** YOUR GOAL **
Please print every line of the records below without changing anything, and leave the pictures out.

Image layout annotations
------

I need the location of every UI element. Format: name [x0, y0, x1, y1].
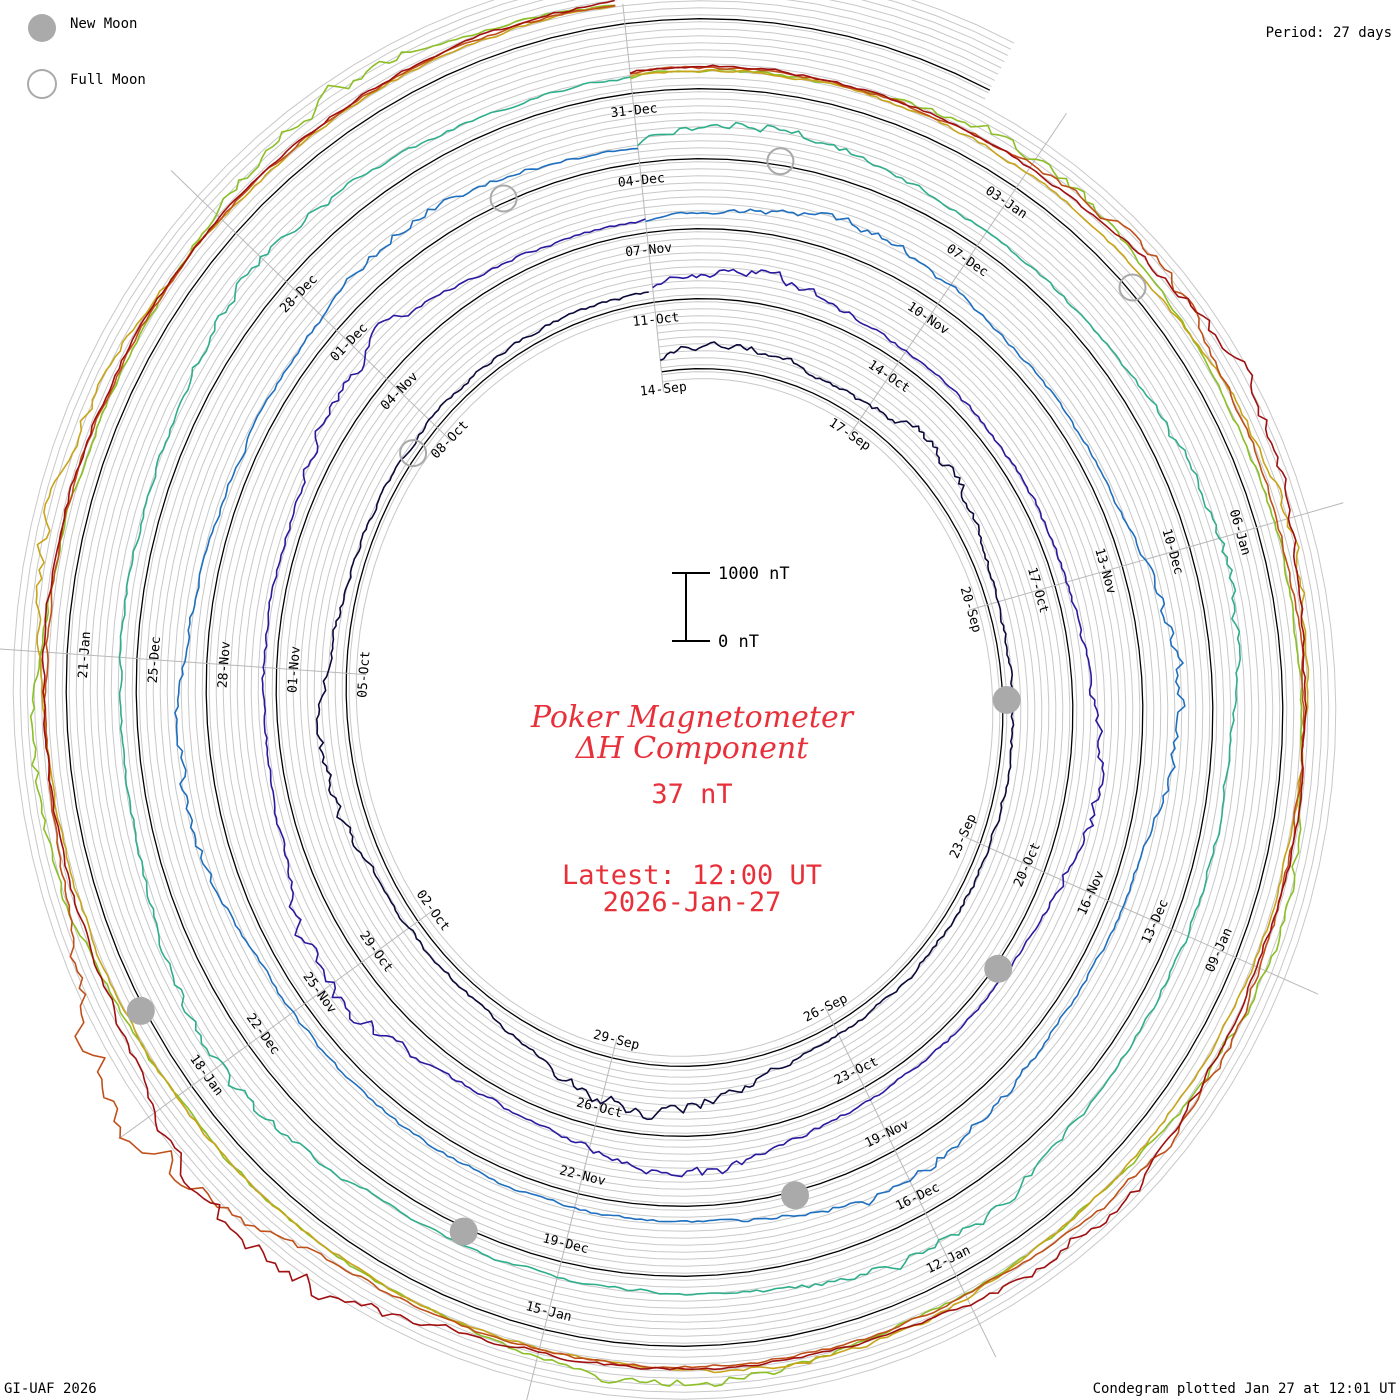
- radial-gridline: [961, 835, 1319, 995]
- date-tick-label: 04-Dec: [617, 171, 665, 191]
- data-series: [29, 0, 1310, 1387]
- full-moon-legend-icon: [27, 69, 57, 99]
- new-moon-marker: [992, 686, 1021, 714]
- date-tick-label: 07-Nov: [625, 241, 673, 261]
- date-tick-label: 10-Dec: [1159, 527, 1186, 576]
- date-tick-label: 11-Oct: [632, 310, 680, 330]
- footer-credit: GI-UAF 2026: [4, 1381, 97, 1397]
- new-moon-marker: [781, 1181, 809, 1210]
- series-line: [315, 291, 1015, 1121]
- date-tick-label: 29-Sep: [592, 1028, 641, 1054]
- guide-ring: [68, 21, 1281, 1344]
- date-tick-label: 06-Jan: [1226, 508, 1253, 557]
- guide-ring: [12, 0, 1337, 1400]
- new-moon-marker: [449, 1217, 478, 1246]
- date-tick-label: 19-Nov: [863, 1117, 912, 1151]
- date-tick-label: 09-Jan: [1203, 926, 1236, 975]
- series-line: [118, 76, 1241, 1296]
- baseline-spiral: [65, 18, 1284, 1347]
- date-tick-label: 19-Dec: [541, 1231, 590, 1257]
- guide-ring: [61, 14, 1288, 1351]
- chart-subtitle: ΔH Component: [575, 731, 809, 766]
- date-tick-label: 17-Sep: [826, 416, 873, 455]
- date-tick-label: 25-Dec: [146, 636, 164, 684]
- radial-gridline: [526, 1038, 618, 1400]
- date-tick-label: 14-Sep: [639, 380, 687, 400]
- date-tick-label: 31-Dec: [610, 101, 658, 121]
- date-tick-label: 20-Sep: [957, 585, 984, 634]
- date-tick-label: 26-Oct: [575, 1095, 624, 1121]
- guide-ring: [40, 0, 1309, 1372]
- date-tick-label: 23-Oct: [832, 1054, 881, 1088]
- scale-bar-top-label: 1000 nT: [718, 564, 790, 584]
- full-moon-marker: [766, 147, 795, 176]
- date-tick-label: 22-Nov: [558, 1163, 607, 1189]
- date-tick-label: 02-Oct: [413, 887, 453, 934]
- date-tick-label: 22-Dec: [243, 1011, 283, 1058]
- series-line: [35, 5, 1310, 1374]
- radial-gridline: [118, 909, 435, 1140]
- guide-ring: [19, 0, 1330, 1393]
- date-tick-label: 20-Oct: [1011, 840, 1044, 889]
- series-line: [29, 4, 1304, 1387]
- guide-ring: [33, 0, 1316, 1379]
- date-tick-label: 28-Nov: [216, 641, 234, 689]
- date-tick-label: 29-Oct: [356, 929, 396, 976]
- series-line: [261, 218, 1105, 1178]
- series-line: [43, 4, 1305, 1369]
- full-moon-marker: [1118, 273, 1147, 302]
- new-moon-marker: [984, 954, 1013, 983]
- full-moon-legend-label: Full Moon: [70, 72, 146, 88]
- radial-gridline: [968, 502, 1344, 611]
- date-tick-label: 21-Jan: [76, 631, 94, 679]
- guide-ring: [75, 28, 1274, 1337]
- current-value: 37 nT: [651, 779, 732, 810]
- full-moon-marker: [489, 184, 518, 213]
- guide-ring: [26, 0, 1323, 1386]
- full-moon-marker: [399, 439, 428, 468]
- date-tick-label: 17-Oct: [1024, 566, 1051, 615]
- latest-date: 2026-Jan-27: [603, 887, 782, 918]
- date-tick-label: 23-Sep: [947, 812, 980, 861]
- date-tick-label: 18-Jan: [186, 1052, 226, 1099]
- radial-gridline: [170, 170, 452, 442]
- series-line: [174, 147, 1186, 1223]
- radial-gridline: [622, 3, 665, 392]
- date-tick-label: 05-Oct: [355, 650, 373, 698]
- chart-title: Poker Magnetometer: [530, 700, 855, 735]
- moon-markers: [126, 147, 1147, 1246]
- guide-rings: [12, 0, 1337, 1400]
- new-moon-legend-label: New Moon: [70, 16, 137, 32]
- period-label: Period: 27 days: [1266, 25, 1392, 41]
- date-tick-label: 26-Sep: [801, 991, 850, 1025]
- scale-bar-bottom-label: 0 nT: [718, 632, 759, 652]
- latest-time: Latest: 12:00 UT: [562, 860, 822, 891]
- date-tick-label: 13-Dec: [1139, 897, 1172, 946]
- date-tick-label: 16-Nov: [1075, 869, 1108, 918]
- new-moon-marker: [126, 996, 155, 1025]
- date-tick-label: 13-Nov: [1091, 546, 1118, 595]
- footer-plot-time: Condegram plotted Jan 27 at 12:01 UT: [1093, 1381, 1397, 1397]
- new-moon-legend-icon: [28, 14, 56, 42]
- date-tick-label: 01-Nov: [285, 645, 303, 693]
- series-line: [41, 0, 1308, 1371]
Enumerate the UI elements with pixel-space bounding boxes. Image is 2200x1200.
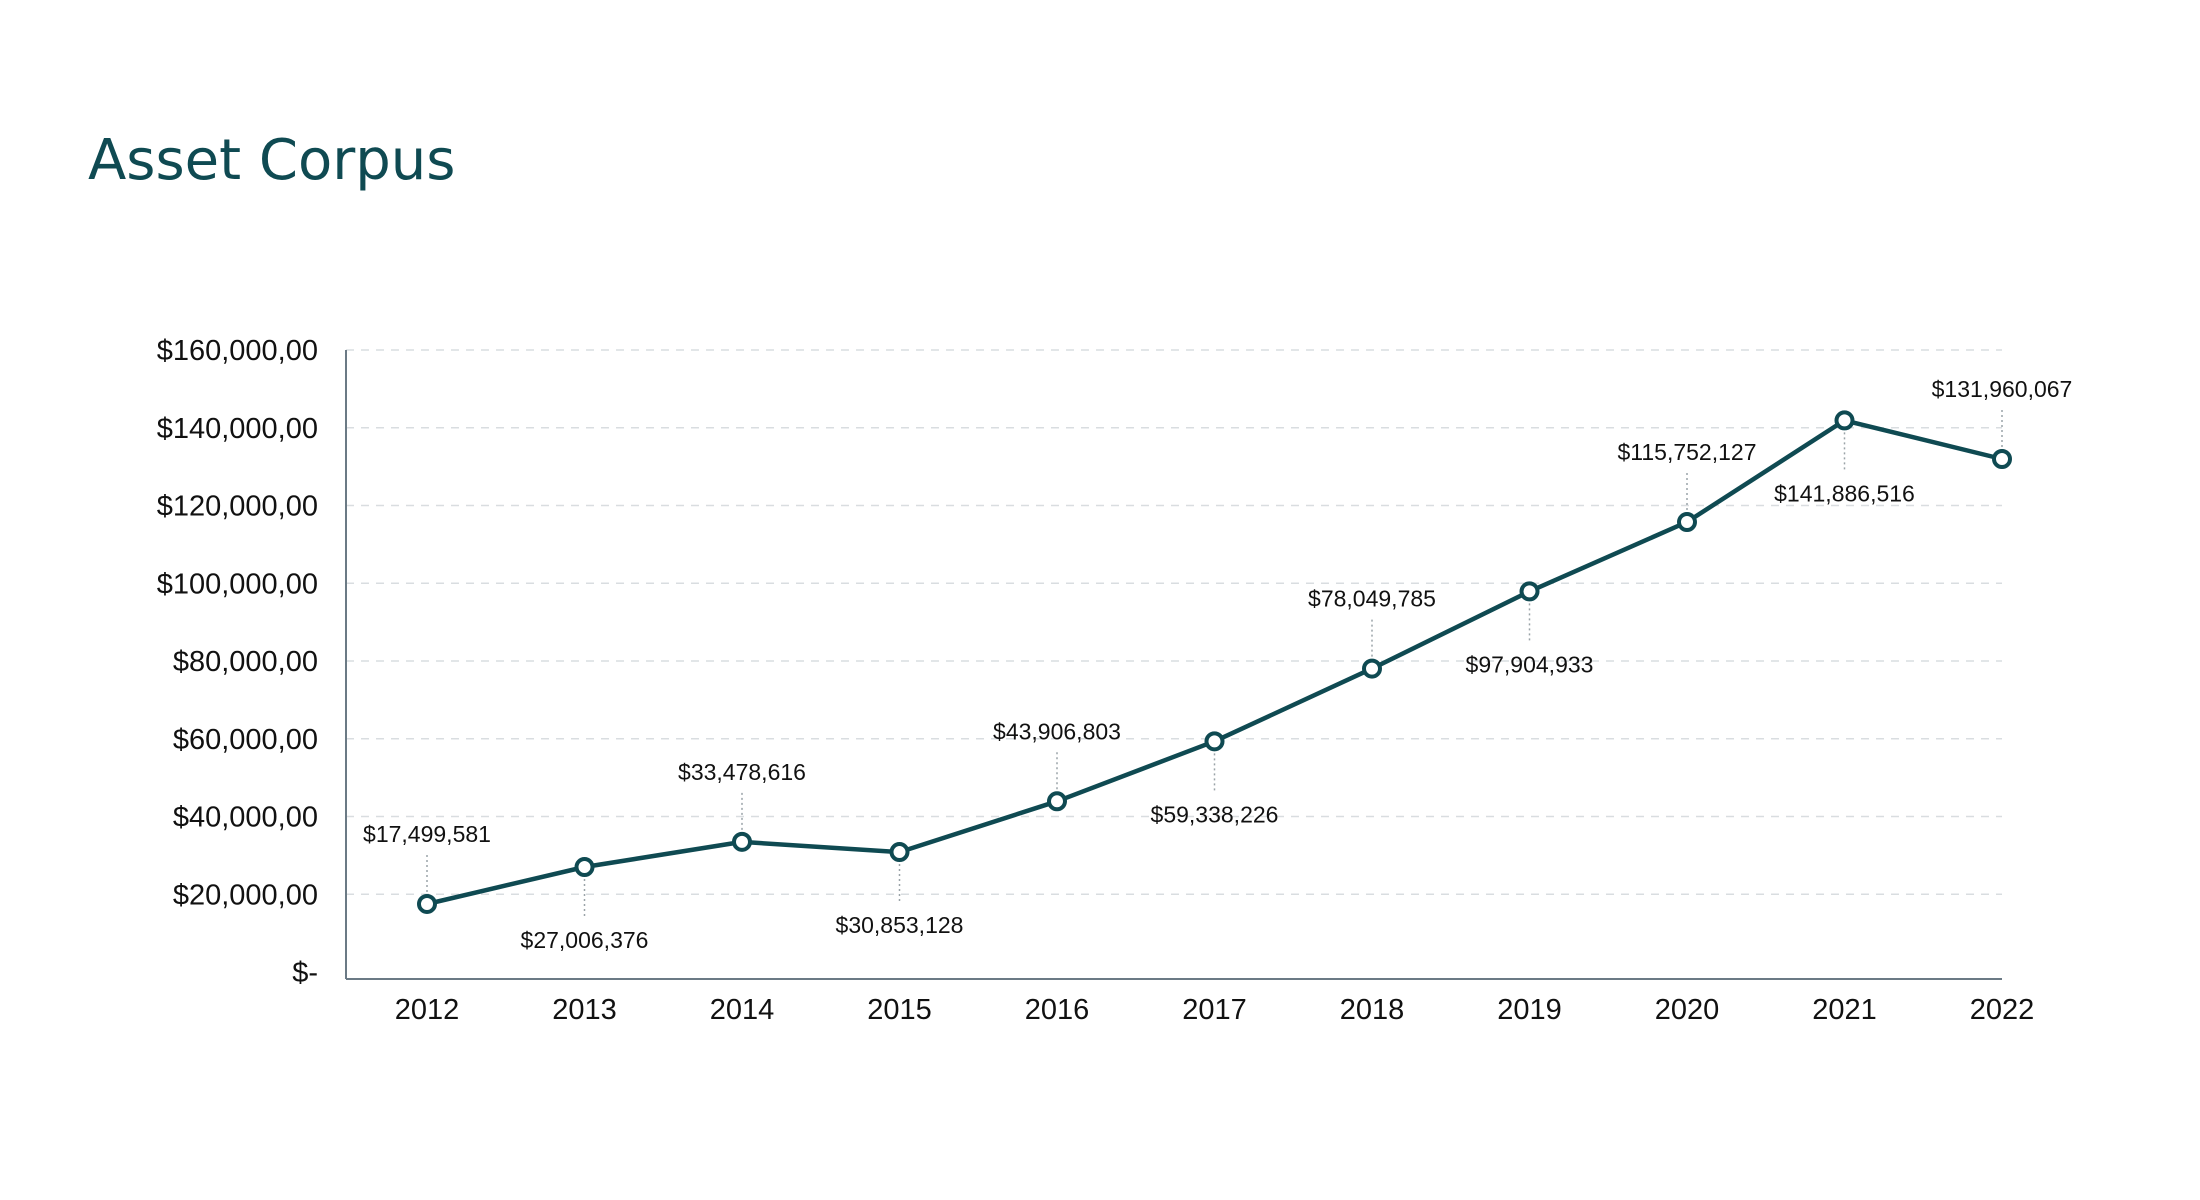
data-point [1992,449,2012,470]
series-line [424,418,2005,907]
y-tick-label: $160,000,00 [157,335,318,367]
data-label: $33,478,616 [678,759,806,785]
data-label: $141,886,516 [1774,480,1915,506]
y-tick-label: $120,000,00 [157,491,318,523]
data-points [417,410,2012,914]
x-tick-label: 2018 [1340,994,1405,1026]
data-point [1047,791,1067,812]
x-tick-label: 2017 [1182,994,1247,1026]
data-point [1519,581,1540,602]
data-label: $27,006,376 [521,927,649,953]
x-tick-label: 2013 [552,994,617,1026]
data-point [574,857,595,878]
y-tick-label: $20,000,00 [173,879,318,911]
data-label: $131,960,067 [1932,376,2073,402]
data-label: $30,853,128 [836,912,964,938]
data-point [1834,410,1855,431]
data-point [1677,512,1697,533]
y-tick-label: $- [292,957,318,989]
data-point [732,831,752,852]
data-point [1362,658,1382,679]
x-tick-label: 2014 [710,994,775,1026]
data-label: $78,049,785 [1308,586,1436,612]
y-tick-label: $80,000,00 [173,646,318,678]
data-label: $59,338,226 [1151,801,1279,827]
y-tick-label: $60,000,00 [173,724,318,756]
x-tick-label: 2020 [1655,994,1720,1026]
x-tick-label: 2019 [1497,994,1562,1026]
data-labels: $17,499,581 $27,006,376 $33,478,616 $30,853… [363,376,2072,953]
gridlines [346,349,2002,895]
chart-title: Asset Corpus [88,128,456,193]
y-axis-tick-labels: $- $20,000,00 $40,000,00 $60,000,00 $80,000,… [157,335,318,989]
data-label: $43,906,803 [993,718,1121,744]
x-tick-label: 2016 [1025,994,1090,1026]
x-tick-label: 2022 [1970,994,2035,1026]
x-tick-label: 2015 [867,994,932,1026]
data-label: $97,904,933 [1466,651,1594,677]
x-axis-tick-labels: 2012 2013 2014 2015 2016 2017 2018 2019 2020 2021… [395,994,2035,1026]
label-leader-lines [426,407,2003,920]
data-label: $17,499,581 [363,821,491,847]
x-tick-label: 2012 [395,994,460,1026]
x-tick-label: 2021 [1812,994,1877,1026]
data-point [417,893,437,914]
y-tick-label: $40,000,00 [173,802,318,834]
data-label: $115,752,127 [1618,439,1757,465]
axes [345,350,2002,980]
data-point [889,842,910,863]
y-tick-label: $100,000,00 [157,568,318,600]
data-point [1204,731,1225,752]
y-tick-label: $140,000,00 [157,413,318,445]
series-line-path [424,418,2005,907]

------

** FINAL ANSWER **
I need the location of every UI element. Format: name [x0, y0, x1, y1].
- radial-gridline: [961, 835, 1319, 995]
- date-tick-label: 04-Dec: [617, 171, 665, 191]
- data-series: [29, 0, 1310, 1387]
- full-moon-legend-icon: [27, 69, 57, 99]
- new-moon-marker: [992, 686, 1021, 714]
- date-tick-label: 07-Nov: [625, 241, 673, 261]
- date-tick-label: 10-Dec: [1159, 527, 1186, 576]
- date-tick-label: 11-Oct: [632, 310, 680, 330]
- footer-credit: GI-UAF 2026: [4, 1381, 97, 1397]
- new-moon-marker: [781, 1181, 809, 1210]
- series-line: [315, 291, 1015, 1121]
- date-tick-label: 29-Sep: [592, 1028, 641, 1054]
- guide-ring: [68, 21, 1281, 1344]
- date-tick-label: 06-Jan: [1226, 508, 1253, 557]
- guide-ring: [12, 0, 1337, 1400]
- new-moon-marker: [449, 1217, 478, 1246]
- date-tick-label: 19-Nov: [863, 1117, 912, 1151]
- date-tick-label: 09-Jan: [1203, 926, 1236, 975]
- series-line: [118, 76, 1241, 1296]
- baseline-spiral: [65, 18, 1284, 1347]
- date-tick-label: 19-Dec: [541, 1231, 590, 1257]
- guide-ring: [61, 14, 1288, 1351]
- chart-subtitle: ΔH Component: [575, 731, 809, 766]
- date-tick-label: 17-Sep: [826, 416, 873, 455]
- date-tick-label: 25-Dec: [146, 636, 164, 684]
- radial-gridline: [526, 1038, 618, 1400]
- date-tick-label: 14-Sep: [639, 380, 687, 400]
- date-tick-label: 31-Dec: [610, 101, 658, 121]
- date-tick-label: 20-Sep: [957, 585, 984, 634]
- date-tick-label: 26-Oct: [575, 1095, 624, 1121]
- guide-ring: [40, 0, 1309, 1372]
- date-tick-label: 23-Oct: [832, 1054, 881, 1088]
- scale-bar-top-label: 1000 nT: [718, 564, 790, 584]
- full-moon-marker: [766, 147, 795, 176]
- date-tick-label: 22-Nov: [558, 1163, 607, 1189]
- date-tick-label: 02-Oct: [413, 887, 453, 934]
- date-tick-label: 22-Dec: [243, 1011, 283, 1058]
- series-line: [35, 5, 1310, 1374]
- radial-gridline: [118, 909, 435, 1140]
- guide-ring: [19, 0, 1330, 1393]
- date-tick-label: 20-Oct: [1011, 840, 1044, 889]
- series-line: [29, 4, 1304, 1387]
- guide-ring: [33, 0, 1316, 1379]
- date-tick-label: 28-Nov: [216, 641, 234, 689]
- date-tick-label: 29-Oct: [356, 929, 396, 976]
- series-line: [261, 218, 1105, 1178]
- series-line: [43, 4, 1305, 1369]
- full-moon-marker: [1118, 273, 1147, 302]
- new-moon-marker: [984, 954, 1013, 983]
- full-moon-legend-label: Full Moon: [70, 72, 146, 88]
- radial-gridline: [968, 502, 1344, 611]
- date-tick-label: 21-Jan: [76, 631, 94, 679]
- guide-ring: [75, 28, 1274, 1337]
- current-value: 37 nT: [651, 779, 732, 810]
- full-moon-marker: [489, 184, 518, 213]
- guide-ring: [26, 0, 1323, 1386]
- full-moon-marker: [399, 439, 428, 468]
- date-tick-label: 17-Oct: [1024, 566, 1051, 615]
- latest-date: 2026-Jan-27: [603, 887, 782, 918]
- date-tick-label: 23-Sep: [947, 812, 980, 861]
- date-tick-label: 18-Jan: [186, 1052, 226, 1099]
- radial-gridline: [170, 170, 452, 442]
- series-line: [174, 147, 1186, 1223]
- radial-gridline: [622, 3, 665, 392]
- date-tick-label: 05-Oct: [355, 650, 373, 698]
- chart-title: Poker Magnetometer: [530, 700, 855, 735]
- moon-markers: [126, 147, 1147, 1246]
- guide-rings: [12, 0, 1337, 1400]
- new-moon-legend-label: New Moon: [70, 16, 137, 32]
- period-label: Period: 27 days: [1266, 25, 1392, 41]
- date-tick-label: 26-Sep: [801, 991, 850, 1025]
- scale-bar-bottom-label: 0 nT: [718, 632, 759, 652]
- latest-time: Latest: 12:00 UT: [562, 860, 822, 891]
- date-tick-label: 13-Dec: [1139, 897, 1172, 946]
- date-tick-label: 16-Nov: [1075, 869, 1108, 918]
- new-moon-marker: [126, 996, 155, 1025]
- date-tick-label: 13-Nov: [1091, 546, 1118, 595]
- footer-plot-time: Condegram plotted Jan 27 at 12:01 UT: [1093, 1381, 1397, 1397]
- new-moon-legend-icon: [28, 14, 56, 42]
- date-tick-label: 01-Nov: [285, 645, 303, 693]
- series-line: [41, 0, 1308, 1371]
Enumerate the UI elements with pixel-space bounding boxes. Image is 2200x1200.
data-point [1992,449,2012,470]
series-line [424,418,2005,907]
y-tick-label: $160,000,00 [157,335,318,367]
data-label: $33,478,616 [678,759,806,785]
data-label: $141,886,516 [1774,480,1915,506]
y-tick-label: $120,000,00 [157,491,318,523]
data-points [417,410,2012,914]
x-tick-label: 2018 [1340,994,1405,1026]
data-point [1047,791,1067,812]
x-tick-label: 2017 [1182,994,1247,1026]
data-point [1519,581,1540,602]
data-label: $27,006,376 [521,927,649,953]
x-tick-label: 2013 [552,994,617,1026]
data-point [574,857,595,878]
y-tick-label: $20,000,00 [173,879,318,911]
data-label: $131,960,067 [1932,376,2073,402]
data-label: $30,853,128 [836,912,964,938]
data-point [1834,410,1855,431]
data-point [1677,512,1697,533]
y-tick-label: $- [292,957,318,989]
data-point [732,831,752,852]
data-point [1362,658,1382,679]
x-tick-label: 2014 [710,994,775,1026]
data-label: $78,049,785 [1308,586,1436,612]
y-tick-label: $80,000,00 [173,646,318,678]
data-label: $59,338,226 [1151,801,1279,827]
y-tick-label: $60,000,00 [173,724,318,756]
x-tick-label: 2020 [1655,994,1720,1026]
x-tick-label: 2019 [1497,994,1562,1026]
data-labels: $17,499,581 $27,006,376 $33,478,616 $30,853… [363,376,2072,953]
gridlines [346,349,2002,895]
chart-title: Asset Corpus [88,128,456,193]
y-axis-tick-labels: $- $20,000,00 $40,000,00 $60,000,00 $80,000,… [157,335,318,989]
data-label: $43,906,803 [993,718,1121,744]
x-tick-label: 2016 [1025,994,1090,1026]
x-tick-label: 2022 [1970,994,2035,1026]
x-tick-label: 2015 [867,994,932,1026]
data-label: $97,904,933 [1466,651,1594,677]
x-axis-tick-labels: 2012 2013 2014 2015 2016 2017 2018 2019 2020 2021… [395,994,2035,1026]
label-leader-lines [426,407,2003,920]
data-label: $17,499,581 [363,821,491,847]
x-tick-label: 2012 [395,994,460,1026]
x-tick-label: 2021 [1812,994,1877,1026]
data-point [417,893,437,914]
y-tick-label: $40,000,00 [173,802,318,834]
data-label: $115,752,127 [1618,439,1757,465]
axes [345,350,2002,980]
data-point [889,842,910,863]
y-tick-label: $100,000,00 [157,568,318,600]
data-point [1204,731,1225,752]
y-tick-label: $140,000,00 [157,413,318,445]
series-line-path [424,418,2005,907]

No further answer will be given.